WHAT YOU HAVE TO DO: Repeat the records word for word, excluding any picture.

ITEMS:
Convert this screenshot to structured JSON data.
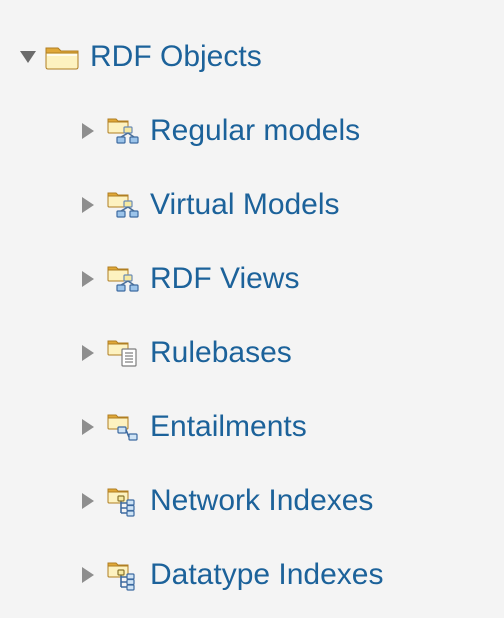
{
  "tree": {
    "root": {
      "label": "RDF Objects",
      "expanded": true,
      "icon": "folder"
    },
    "children": [
      {
        "label": "Regular models",
        "expanded": false,
        "icon": "folder-model"
      },
      {
        "label": "Virtual Models",
        "expanded": false,
        "icon": "folder-model"
      },
      {
        "label": "RDF Views",
        "expanded": false,
        "icon": "folder-model"
      },
      {
        "label": "Rulebases",
        "expanded": false,
        "icon": "folder-list"
      },
      {
        "label": "Entailments",
        "expanded": false,
        "icon": "folder-link"
      },
      {
        "label": "Network Indexes",
        "expanded": false,
        "icon": "folder-tree"
      },
      {
        "label": "Datatype Indexes",
        "expanded": false,
        "icon": "folder-tree"
      }
    ]
  },
  "colors": {
    "link": "#1c629a"
  }
}
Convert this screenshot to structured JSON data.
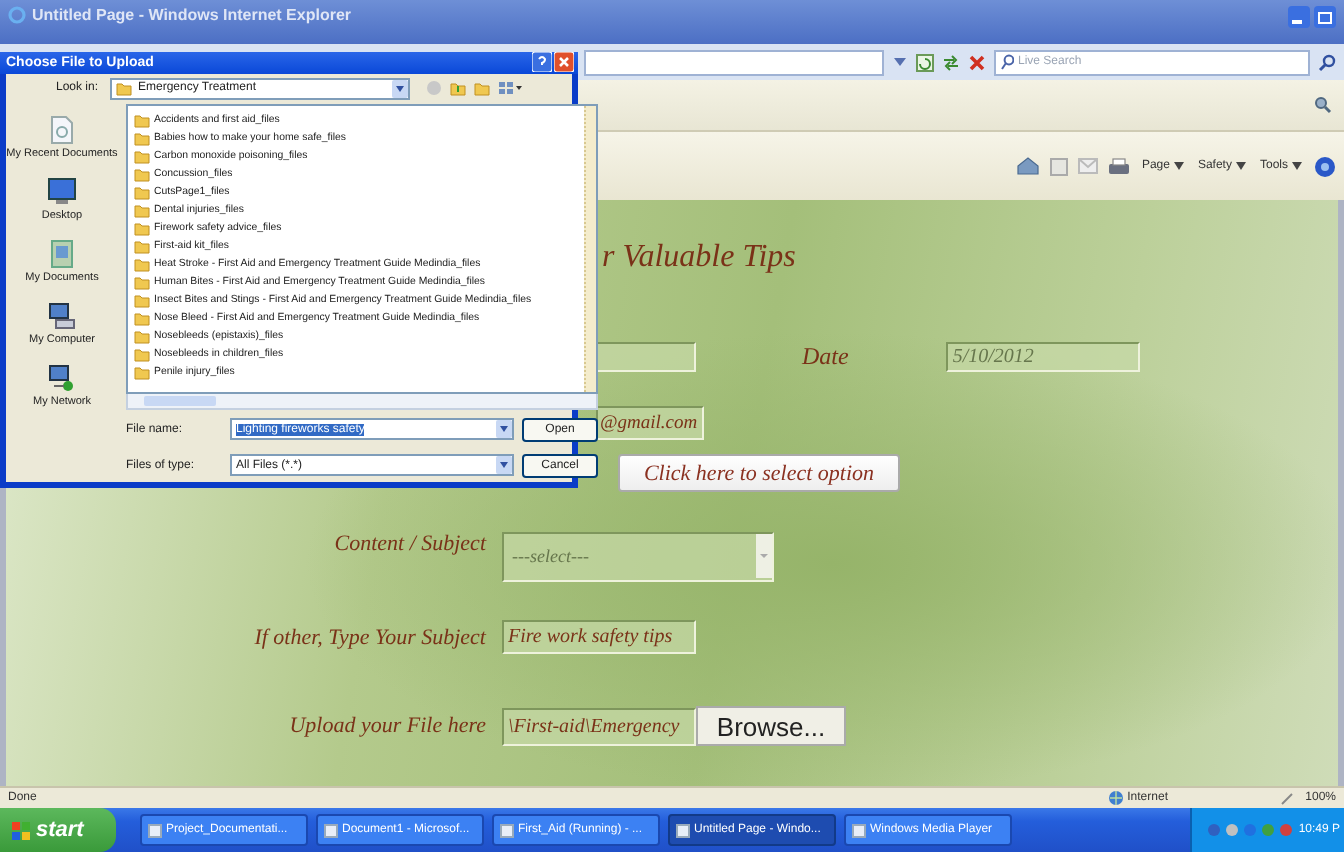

SOLUTION:
Convert this screenshot to structured JSON data.
{
  "tree": {
    "root": {
      "label": "RDF Objects",
      "expanded": true,
      "icon": "folder"
    },
    "children": [
      {
        "label": "Regular models",
        "expanded": false,
        "icon": "folder-model"
      },
      {
        "label": "Virtual Models",
        "expanded": false,
        "icon": "folder-model"
      },
      {
        "label": "RDF Views",
        "expanded": false,
        "icon": "folder-model"
      },
      {
        "label": "Rulebases",
        "expanded": false,
        "icon": "folder-list"
      },
      {
        "label": "Entailments",
        "expanded": false,
        "icon": "folder-link"
      },
      {
        "label": "Network Indexes",
        "expanded": false,
        "icon": "folder-tree"
      },
      {
        "label": "Datatype Indexes",
        "expanded": false,
        "icon": "folder-tree"
      }
    ]
  },
  "colors": {
    "link": "#1c629a"
  }
}
Convert this screenshot to structured JSON data.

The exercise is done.